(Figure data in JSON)
[Start]
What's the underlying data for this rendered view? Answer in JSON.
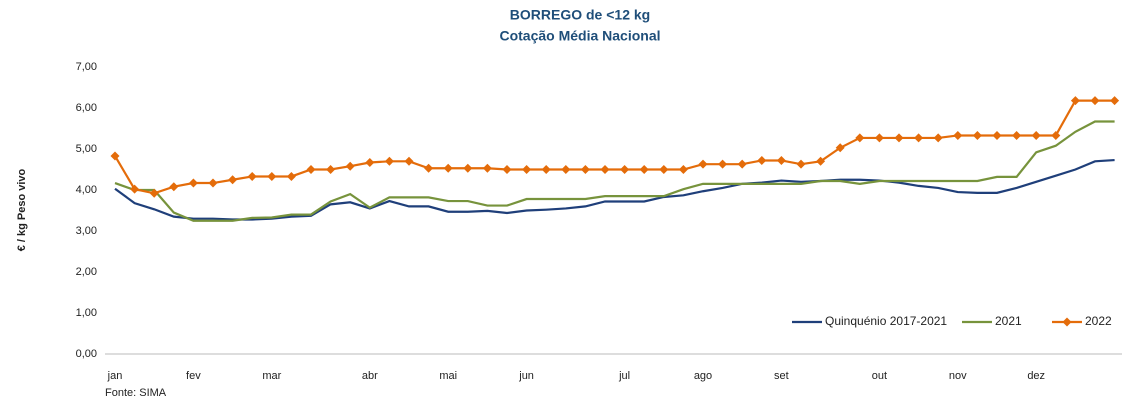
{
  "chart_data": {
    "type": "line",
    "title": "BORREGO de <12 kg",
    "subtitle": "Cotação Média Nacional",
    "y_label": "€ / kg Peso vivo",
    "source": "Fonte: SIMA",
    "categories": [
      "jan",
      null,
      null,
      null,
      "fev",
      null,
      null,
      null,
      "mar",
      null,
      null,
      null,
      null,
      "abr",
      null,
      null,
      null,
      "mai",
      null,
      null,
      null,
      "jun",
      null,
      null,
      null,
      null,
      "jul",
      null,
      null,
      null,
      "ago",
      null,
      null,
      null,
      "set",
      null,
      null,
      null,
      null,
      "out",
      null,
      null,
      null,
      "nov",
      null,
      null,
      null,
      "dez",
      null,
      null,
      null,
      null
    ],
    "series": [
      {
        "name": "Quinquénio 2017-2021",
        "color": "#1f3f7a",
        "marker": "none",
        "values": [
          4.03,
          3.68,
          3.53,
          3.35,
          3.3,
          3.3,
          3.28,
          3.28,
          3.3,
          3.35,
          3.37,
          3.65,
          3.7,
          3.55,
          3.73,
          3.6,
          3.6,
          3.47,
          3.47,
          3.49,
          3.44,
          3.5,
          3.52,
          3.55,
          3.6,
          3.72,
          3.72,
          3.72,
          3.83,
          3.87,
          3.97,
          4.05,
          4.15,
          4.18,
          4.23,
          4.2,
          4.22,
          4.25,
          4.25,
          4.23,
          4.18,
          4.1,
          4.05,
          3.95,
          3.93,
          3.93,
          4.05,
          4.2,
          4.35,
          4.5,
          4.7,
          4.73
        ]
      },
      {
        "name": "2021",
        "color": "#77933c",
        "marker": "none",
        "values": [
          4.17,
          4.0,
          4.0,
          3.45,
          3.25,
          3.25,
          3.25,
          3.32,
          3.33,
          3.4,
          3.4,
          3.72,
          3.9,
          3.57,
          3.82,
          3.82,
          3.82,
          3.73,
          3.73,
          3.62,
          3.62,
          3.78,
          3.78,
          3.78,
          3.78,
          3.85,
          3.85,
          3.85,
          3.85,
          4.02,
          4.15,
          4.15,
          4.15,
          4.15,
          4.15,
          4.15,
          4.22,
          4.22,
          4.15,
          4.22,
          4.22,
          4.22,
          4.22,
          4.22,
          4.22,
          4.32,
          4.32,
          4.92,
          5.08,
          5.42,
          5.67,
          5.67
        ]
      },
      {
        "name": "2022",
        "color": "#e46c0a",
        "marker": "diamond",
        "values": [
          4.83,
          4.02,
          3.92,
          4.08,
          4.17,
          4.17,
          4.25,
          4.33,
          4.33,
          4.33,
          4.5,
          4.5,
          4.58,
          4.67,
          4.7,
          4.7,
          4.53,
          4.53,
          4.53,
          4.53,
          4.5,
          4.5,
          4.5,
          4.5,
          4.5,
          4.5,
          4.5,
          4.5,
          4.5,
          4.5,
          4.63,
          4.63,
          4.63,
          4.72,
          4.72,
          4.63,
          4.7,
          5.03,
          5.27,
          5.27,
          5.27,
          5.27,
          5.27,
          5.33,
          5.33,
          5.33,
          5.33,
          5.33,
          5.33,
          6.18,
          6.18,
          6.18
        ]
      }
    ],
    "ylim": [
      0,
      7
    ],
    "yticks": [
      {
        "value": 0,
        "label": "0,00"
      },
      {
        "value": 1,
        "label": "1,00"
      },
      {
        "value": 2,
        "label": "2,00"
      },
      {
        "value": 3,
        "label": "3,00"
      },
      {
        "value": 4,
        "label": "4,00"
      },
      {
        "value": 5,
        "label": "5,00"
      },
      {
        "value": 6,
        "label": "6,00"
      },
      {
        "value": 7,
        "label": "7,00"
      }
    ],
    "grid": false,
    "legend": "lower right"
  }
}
[End]
STATED EXERCISE -
Each line that has the word "color" should be copied.

ANSWER TO THIS PROBLEM -
        "color": "#1f3f7a",
        "color": "#77933c",
        "color": "#e46c0a",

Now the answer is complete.